## Exercise objective:
Check each line of the listing below for the word "color" and say how many lines have it. Nothing else should be written.

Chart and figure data

§ §

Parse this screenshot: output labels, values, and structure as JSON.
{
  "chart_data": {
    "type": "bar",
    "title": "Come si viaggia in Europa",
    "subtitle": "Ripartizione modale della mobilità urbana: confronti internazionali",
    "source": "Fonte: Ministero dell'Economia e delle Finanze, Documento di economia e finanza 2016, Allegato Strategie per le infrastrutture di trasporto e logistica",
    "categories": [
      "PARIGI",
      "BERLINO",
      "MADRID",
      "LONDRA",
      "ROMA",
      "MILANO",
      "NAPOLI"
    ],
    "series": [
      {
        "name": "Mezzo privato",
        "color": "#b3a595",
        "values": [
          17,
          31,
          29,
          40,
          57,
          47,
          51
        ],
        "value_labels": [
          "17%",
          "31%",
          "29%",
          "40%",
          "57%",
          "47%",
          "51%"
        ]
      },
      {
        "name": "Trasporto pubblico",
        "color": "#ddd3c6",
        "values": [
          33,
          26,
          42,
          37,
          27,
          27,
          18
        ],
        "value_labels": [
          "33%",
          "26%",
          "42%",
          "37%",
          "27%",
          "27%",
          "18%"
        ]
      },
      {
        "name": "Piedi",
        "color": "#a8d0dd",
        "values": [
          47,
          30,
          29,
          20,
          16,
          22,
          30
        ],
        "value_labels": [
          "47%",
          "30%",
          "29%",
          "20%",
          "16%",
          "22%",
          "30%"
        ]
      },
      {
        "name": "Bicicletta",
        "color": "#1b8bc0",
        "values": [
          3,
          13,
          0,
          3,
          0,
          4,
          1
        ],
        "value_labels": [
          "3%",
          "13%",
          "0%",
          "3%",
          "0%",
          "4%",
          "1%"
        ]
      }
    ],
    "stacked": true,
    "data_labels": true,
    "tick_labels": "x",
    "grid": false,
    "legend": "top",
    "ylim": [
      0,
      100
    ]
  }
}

§ §

## Output for this exercise:
4